## [Stored data entries]

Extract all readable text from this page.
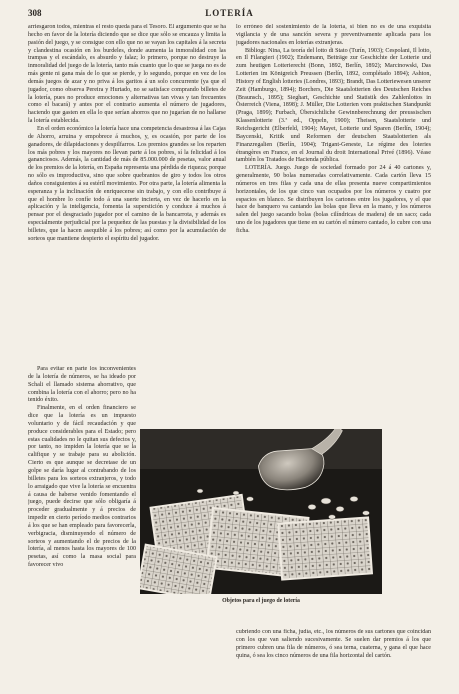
308	LOTERÍA

arriesgaron todos, mientras el resto queda para el Tesoro. El argumento que se ha hecho en favor de la lotería diciendo que se dice que sólo se encauza y limita la pasión del juego, y se consigue con ello que no se vayan los capitales á la secreta y clandestina ocasión en los burdeles, donde aumenta la inmoralidad con las trampas y el escándalo, es absurdo y falaz; lo primero, porque no destruye la inmoralidad del juego de la lotería, tanto más cuanto que lo que se juega no es de más gente ni gana más de lo que se pierde, y lo segundo, porque en vez de los demás juegos de azar y no priva á los garitos á un solo concurrente (ya que el jugador, como observa Pereira y Hurtado, no se satisface comprando billetes de la lotería, pues no produce emociones y alternativas tan vivas y tan frecuentes como el bacará) y antes por el contrario aumenta el número de jugadores, haciendo que gasten en ella lo que serían ahorros que no jugarían de no hallarse la lotería establecida.

En el orden económico la lotería hace una competencia desastrosa á las Cajas de Ahorro, arruina y empobrece á muchos, y, es ocasión, por parte de los ganadores, de dilapidaciones y despilfarros. Los premios grandes se los reparten los más pobres y los mayores no llevan parte á los pobres, sí la felicidad á los gananciosos. Además, la cantidad de más de 85.000.000 de pesetas, valor anual de los premios de la lotería, en España representa una pérdida de riqueza; porque no sólo es improductiva, sino que sobre quebrantos de giro y todos los otros daños consiguientes á su estéril movimiento. Por otra parte, la lotería alimenta la esperanza y la inclinación de enriquecerse sin trabajo, y con ello contribuye á que el hombre lo confíe todo á una suerte incierta, en vez de hacerlo en la aplicación y la inteligencia, fomenta la superstición y conduce á muchos á pensar por el desgraciado jugador por el camino de la bancarrota, y además es especialmente perjudicial por la pequeñez de las puestas y la divisibilidad de los billetes, que la hacen asequible á los pobres; así como por la acumulación de sorteos que mantiene despierto el espíritu del jugador.

Para evitar en parte los inconvenientes de la lotería de números, se ha ideado por Schali el llamado sistema ahorrativo, que combina la lotería con el ahorro; pero no ha tenido éxito.

Finalmente, en el orden financiero se dice que la lotería es un impuesto voluntario y de fácil recaudación y que produce considerables para el Estado; pero estas cualidades no le quitan sus defectos y, por tanto, no impiden la lotería que se la califique y se trabaje para su abolición. Cierto es que aunque se decretase de un golpe se daría lugar al contrabando de los billetes para los sorteos extranjeros, y todo lo arraigado que vive la lotería se encuentra á causa de haberse venido fomentando el juego, puede decirse que sólo obligaría á proceder gradualmente y á precios de impedir en cierto período medios contrarios á los que se han empleado para favorecerla, verbigracia, disminuyendo el número de sorteos y aumentando el de precios de la lotería, al menos hasta los mayores de 100 pesetas, así como la masa social para favorecer vivo

lo erróneo del sostenimiento de la lotería, si bien no es de una exquisita vigilancia y de una sanción severa y preventivamente aplicada para los jugadores nacionales en loterías extranjeras.

Bibliogr. Nina, La teoría del lotto di Stato (Turín, 1903); Cespolani, Il lotto, en Il Filangieri (1902); Endemann, Beiträge zur Geschichte der Lotterie und zum heutigen Lotterierecht (Bonn, 1892, Berlín, 1892); Marcinowski, Das Lotterien im Königreich Preussen (Berlín, 1892, complétado 1894); Ashton, History of English lotteries (Londres, 1893); Brandt, Das Lotteriewesen unserer Zeit (Hamburgo, 1894); Borchers, Die Staatslotterien des Deutschen Reiches (Braunsch., 1895); Sieghart, Geschichte und Statistik des Zahlenlottos in Österreich (Viena, 1898); J. Müller, Die Lotterien vom praktischen Standpunkt (Praga, 1899); Furbach, Übersichtliche Gewinnberechnung der preussischen Klassenlotterie (3.ª ed., Oppeln, 1900); Theisen, Staatslotterie und Reichsgericht (Elberfeld, 1904); Mayet, Lotterie und Sparen (Berlín, 1904); Baycenski, Kritik und Reformen der deutschen Staatslotterien als Finanzregalien (Berlín, 1904); Trigant-Geneste, Le régime des loteries étrangères en France, en el Journal du droit International Privé (1896). Véase también los Tratados de Hacienda pública.

LOTERÍA. Juego. Juego de sociedad formado por 24 á 40 cartones y, generalmente, 90 bolas numeradas correlativamente. Cada cartón lleva 15 números en tres filas y cada una de ellas presenta nueve compartimientos horizontales, de los que cinco van ocupados por los números y cuatro por espacios en blanco. Se distribuyen los cartones entre los jugadores, y el que hace de banquero va cantando las bolas que lleva en la mano, y los números salen del juego sacando bolas (bolas cilíndricas de madera) de un saco; cada uno de los jugadores que tiene en su cartón el número cantado, lo cubre con una ficha.

Objetos para el juego de lotería

cubriendo con una ficha, judía, etc., los números de sus cartones que coincidan con los que van saliendo sucesivamente. Se suelen dar premios á los que primero cubren una fila de números, ó sea terna, cuaterna, y gana el que hace quina, ó sea los cinco números de una fila horizontal del cartón.
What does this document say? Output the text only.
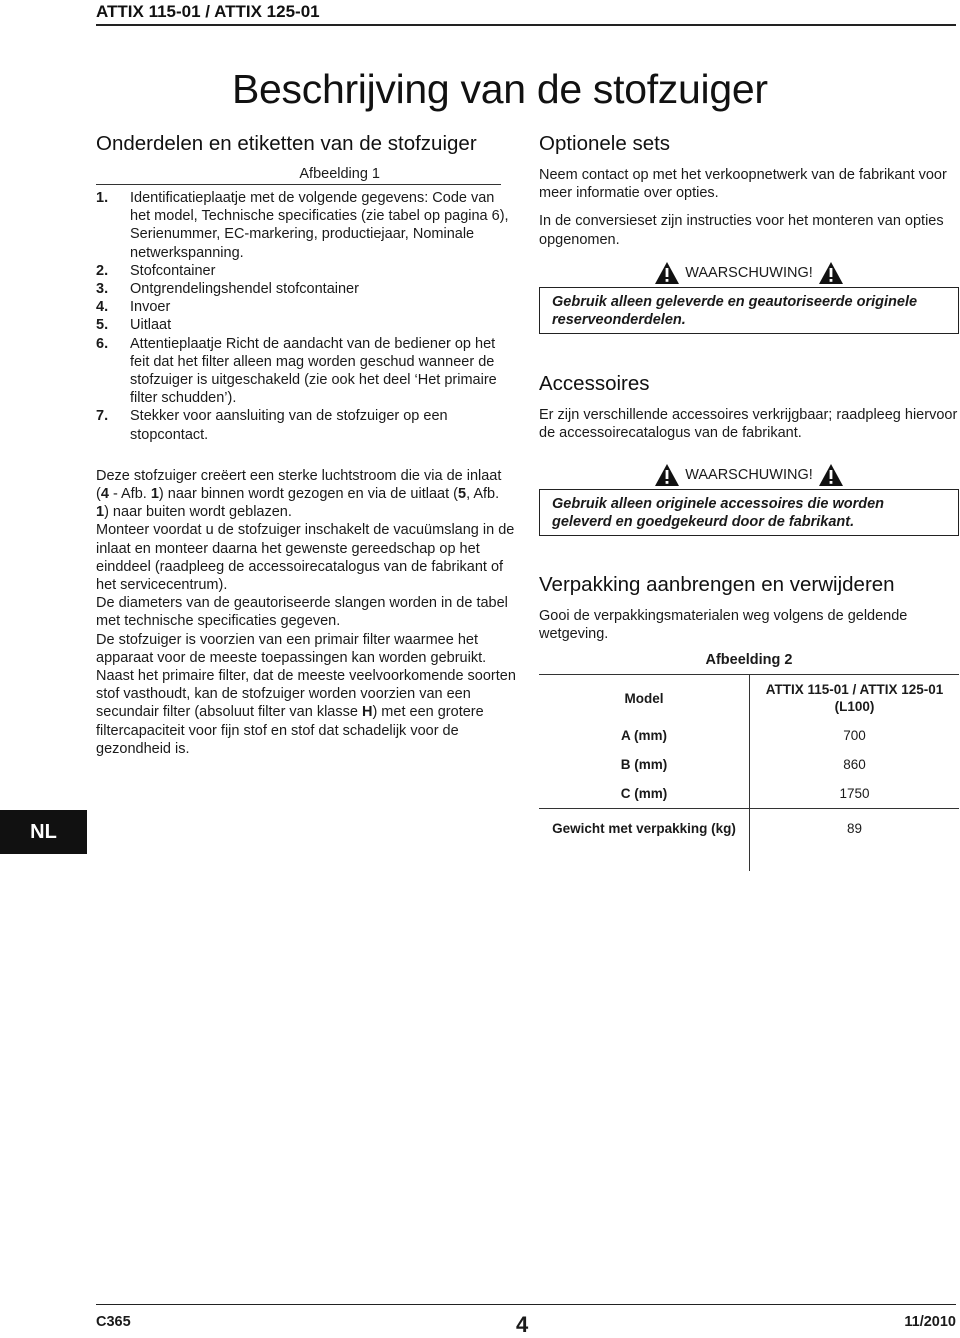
ATTIX 115-01 / ATTIX 125-01
Beschrijving van de stofzuiger
Onderdelen en etiketten van de stofzuiger
Afbeelding 1
1.	Identificatieplaatje met de volgende gegevens: Code van het model, Technische specificaties (zie tabel op pagina 6), Serienummer, EC-markering, productiejaar, Nominale netwerkspanning.
2.	Stofcontainer
3.	Ontgrendelingshendel stofcontainer
4.	Invoer
5.	Uitlaat
6.	Attentieplaatje Richt de aandacht van de bediener op het feit dat het filter alleen mag worden geschud wanneer de stofzuiger is uitgeschakeld (zie ook het deel ‘Het primaire filter schudden’).
7.	Stekker voor aansluiting van de stofzuiger op een stopcontact.

Deze stofzuiger creëert een sterke luchtstroom die via de inlaat (4 - Afb. 1) naar binnen wordt gezogen en via de uitlaat (5, Afb. 1) naar buiten wordt geblazen.

Monteer voordat u de stofzuiger inschakelt de vacuümslang in de inlaat en monteer daarna het gewenste gereedschap op het einddeel (raadpleeg de accessoirecatalogus van de fabrikant of het servicecentrum).

De diameters van de geautoriseerde slangen worden in de tabel met technische specificaties gegeven.

De stofzuiger is voorzien van een primair filter waarmee het apparaat voor de meeste toepassingen kan worden gebruikt. Naast het primaire filter, dat de meeste veelvoorkomende soorten stof vasthoudt, kan de stofzuiger worden voorzien van een secundair filter (absoluut filter van klasse H) met een grotere filtercapaciteit voor fijn stof en stof dat schadelijk voor de gezondheid is.

Optionele sets

Neem contact op met het verkoopnetwerk van de fabrikant voor meer informatie over opties.

In de conversieset zijn instructies voor het monteren van opties opgenomen.

WAARSCHUWING!
Gebruik alleen geleverde en geautoriseerde originele reserveonderdelen.
Accessoires

Er zijn verschillende accessoires verkrijgbaar; raadpleeg hiervoor de accessoirecatalogus van de fabrikant.

WAARSCHUWING!
Gebruik alleen originele accessoires die worden geleverd en goedgekeurd door de fabrikant.
Verpakking aanbrengen en verwijderen

Gooi de verpakkingsmaterialen weg volgens de geldende wetgeving.

Afbeelding 2	
Model	ATTIX 115-01 / ATTIX 125-01
(L100)

A (mm)	700
B (mm)	860
C (mm)	1750
Gewicht met verpakking (kg)	89

NL
C365	4	11/2010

## [THE TASK]
Reproduce every line in the data that has the word "raadpleeg" in it.

## [SOLUTION FOR THIS TASK]
Monteer voordat u de stofzuiger inschakelt de vacuümslang in de inlaat en monteer daarna het gewenste gereedschap op het einddeel (raadpleeg de accessoirecatalogus van de fabrikant of het servicecentrum).
Er zijn verschillende accessoires verkrijgbaar; raadpleeg hiervoor de accessoirecatalogus van de fabrikant.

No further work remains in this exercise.